__EXERCISE PROMPT__
Copy each line that holds "Anjou".

__EXERCISE INPUT__
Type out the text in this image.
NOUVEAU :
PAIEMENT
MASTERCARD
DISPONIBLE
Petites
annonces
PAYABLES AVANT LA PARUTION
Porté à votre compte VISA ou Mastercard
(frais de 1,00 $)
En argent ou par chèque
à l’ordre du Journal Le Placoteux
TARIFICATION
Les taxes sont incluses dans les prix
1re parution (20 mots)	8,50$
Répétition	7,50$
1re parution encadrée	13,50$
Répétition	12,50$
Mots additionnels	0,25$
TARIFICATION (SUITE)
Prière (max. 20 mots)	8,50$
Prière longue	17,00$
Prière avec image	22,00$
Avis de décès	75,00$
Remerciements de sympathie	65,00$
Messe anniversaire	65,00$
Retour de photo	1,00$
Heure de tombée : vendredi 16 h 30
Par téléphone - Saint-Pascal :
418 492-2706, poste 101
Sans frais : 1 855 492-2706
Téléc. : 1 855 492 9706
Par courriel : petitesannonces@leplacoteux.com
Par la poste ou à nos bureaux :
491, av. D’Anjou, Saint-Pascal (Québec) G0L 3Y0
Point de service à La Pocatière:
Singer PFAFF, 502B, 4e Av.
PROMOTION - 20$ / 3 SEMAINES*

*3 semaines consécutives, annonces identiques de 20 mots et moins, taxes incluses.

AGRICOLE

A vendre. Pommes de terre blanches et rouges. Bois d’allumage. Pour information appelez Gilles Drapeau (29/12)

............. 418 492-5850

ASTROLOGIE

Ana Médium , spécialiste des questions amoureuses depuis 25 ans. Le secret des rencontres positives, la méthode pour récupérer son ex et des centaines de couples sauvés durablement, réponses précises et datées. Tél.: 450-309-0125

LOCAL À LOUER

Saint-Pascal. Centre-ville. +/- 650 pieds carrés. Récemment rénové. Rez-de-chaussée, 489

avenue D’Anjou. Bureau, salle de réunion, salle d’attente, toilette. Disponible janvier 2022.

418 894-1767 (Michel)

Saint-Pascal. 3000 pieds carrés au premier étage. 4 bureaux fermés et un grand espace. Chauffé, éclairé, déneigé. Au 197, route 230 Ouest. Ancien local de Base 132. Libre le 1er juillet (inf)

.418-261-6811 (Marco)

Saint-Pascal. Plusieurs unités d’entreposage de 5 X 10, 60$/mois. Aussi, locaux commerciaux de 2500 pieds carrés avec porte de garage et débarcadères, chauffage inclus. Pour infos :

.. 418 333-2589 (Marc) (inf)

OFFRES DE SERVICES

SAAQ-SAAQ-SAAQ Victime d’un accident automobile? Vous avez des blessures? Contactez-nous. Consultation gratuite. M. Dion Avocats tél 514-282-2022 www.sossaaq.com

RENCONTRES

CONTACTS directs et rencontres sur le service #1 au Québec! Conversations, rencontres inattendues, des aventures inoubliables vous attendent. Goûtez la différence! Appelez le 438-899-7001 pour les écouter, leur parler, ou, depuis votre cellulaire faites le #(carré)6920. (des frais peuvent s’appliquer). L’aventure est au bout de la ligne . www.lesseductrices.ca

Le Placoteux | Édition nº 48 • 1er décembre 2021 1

__CORRECT ANSWER__
491, av. D’Anjou, Saint-Pascal (Québec) G0L 3Y0
avenue D’Anjou. Bureau, salle de réunion, salle d’attente, toilette. Disponible janvier 2022.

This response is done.